*Goal:*
Copy all lines holding the word "liste" from the entries.

*Data for this exercise:*
....................

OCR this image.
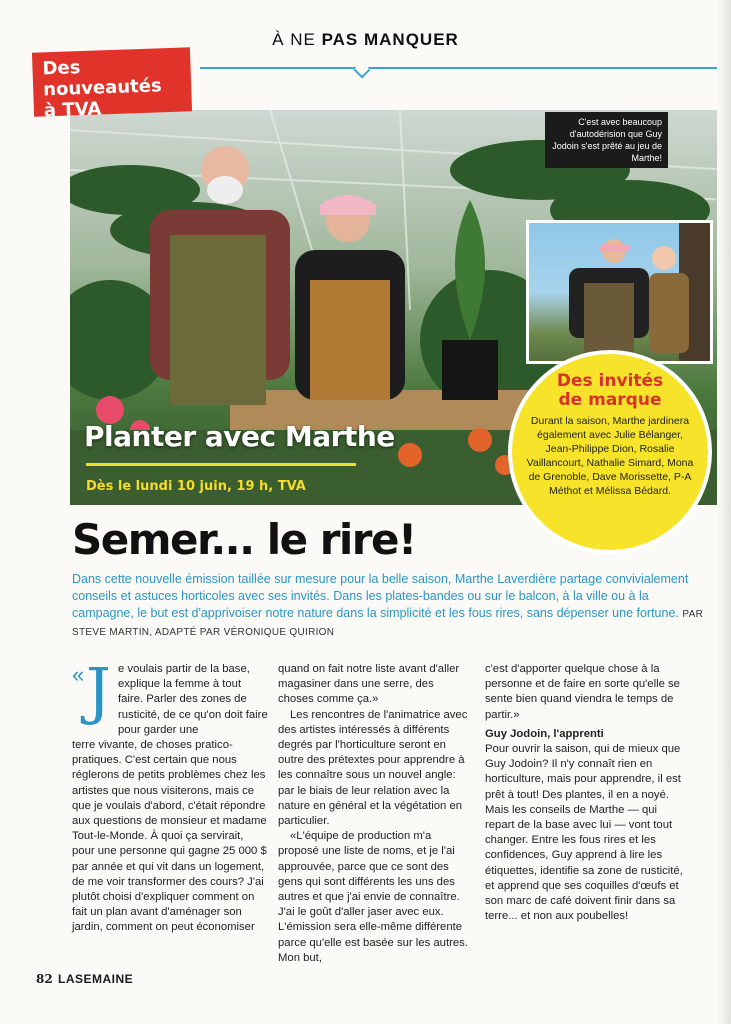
À NE PAS MANQUER
Des nouveautés
à TVA
C'est avec beaucoup d'autodérision que Guy Jodoin s'est prêté au jeu de Marthe!
Planter avec Marthe
Dès le lundi 10 juin, 19 h, TVA
Des invités
de marque
Durant la saison, Marthe jardinera également avec Julie Bélanger, Jean-Philippe Dion, Rosalie Vaillancourt, Nathalie Simard, Mona de Grenoble, Dave Morissette, P-A Méthot et Mélissa Bédard.
Semer... le rire!
Dans cette nouvelle émission taillée sur mesure pour la belle saison, Marthe Laverdière partage convivialement conseils et astuces horticoles avec ses invités. Dans les plates-bandes ou sur le balcon, à la ville ou à la campagne, le but est d'apprivoiser notre nature dans la simplicité et les fous rires, sans dépenser une fortune. PAR STEVE MARTIN, ADAPTÉ PAR VÉRONIQUE QUIRION
« J e voulais partir de la base, explique la femme à tout faire. Parler des zones de rusticité, de ce qu'on doit faire pour garder une

terre vivante, de choses pratico-pratiques. C'est certain que nous réglerons de petits problèmes chez les artistes que nous visiterons, mais ce que je voulais d'abord, c'était répondre aux questions de monsieur et madame Tout-le-Monde. À quoi ça servirait, pour une personne qui gagne 25 000 $ par année et qui vit dans un logement, de me voir transformer des cours? J'ai plutôt choisi d'expliquer comment on fait un plan avant d'aménager son jardin, comment on peut économiser

quand on fait notre liste avant d'aller magasiner dans une serre, des choses comme ça.»

Les rencontres de l'animatrice avec des artistes intéressés à différents degrés par l'horticulture seront en outre des prétextes pour apprendre à les connaître sous un nouvel angle: par le biais de leur relation avec la nature en général et la végétation en particulier.

«L'équipe de production m'a proposé une liste de noms, et je l'ai approuvée, parce que ce sont des gens qui sont différents les uns des autres et que j'ai envie de connaître. J'ai le goût d'aller jaser avec eux. L'émission sera elle-même différente parce qu'elle est basée sur les autres. Mon but,

c'est d'apporter quelque chose à la personne et de faire en sorte qu'elle se sente bien quand viendra le temps de partir.»

Guy Jodoin, l'apprenti

Pour ouvrir la saison, qui de mieux que Guy Jodoin? Il n'y connaît rien en horticulture, mais pour apprendre, il est prêt à tout! Des plantes, il en a noyé. Mais les conseils de Marthe — qui repart de la base avec lui — vont tout changer. Entre les fous rires et les confidences, Guy apprend à lire les étiquettes, identifie sa zone de rusticité, et apprend que ses coquilles d'œufs et son marc de café doivent finir dans sa terre... et non aux poubelles!

82 LASEMAINE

....................

*Finished task:*
quand on fait notre liste avant d'aller magasiner dans une serre, des choses comme ça.»
«L'équipe de production m'a proposé une liste de noms, et je l'ai approuvée, parce que ce sont des gens qui sont différents les uns des autres et que j'ai envie de connaître. J'ai le goût d'aller jaser avec eux. L'émission sera elle-même différente parce qu'elle est basée sur les autres. Mon but,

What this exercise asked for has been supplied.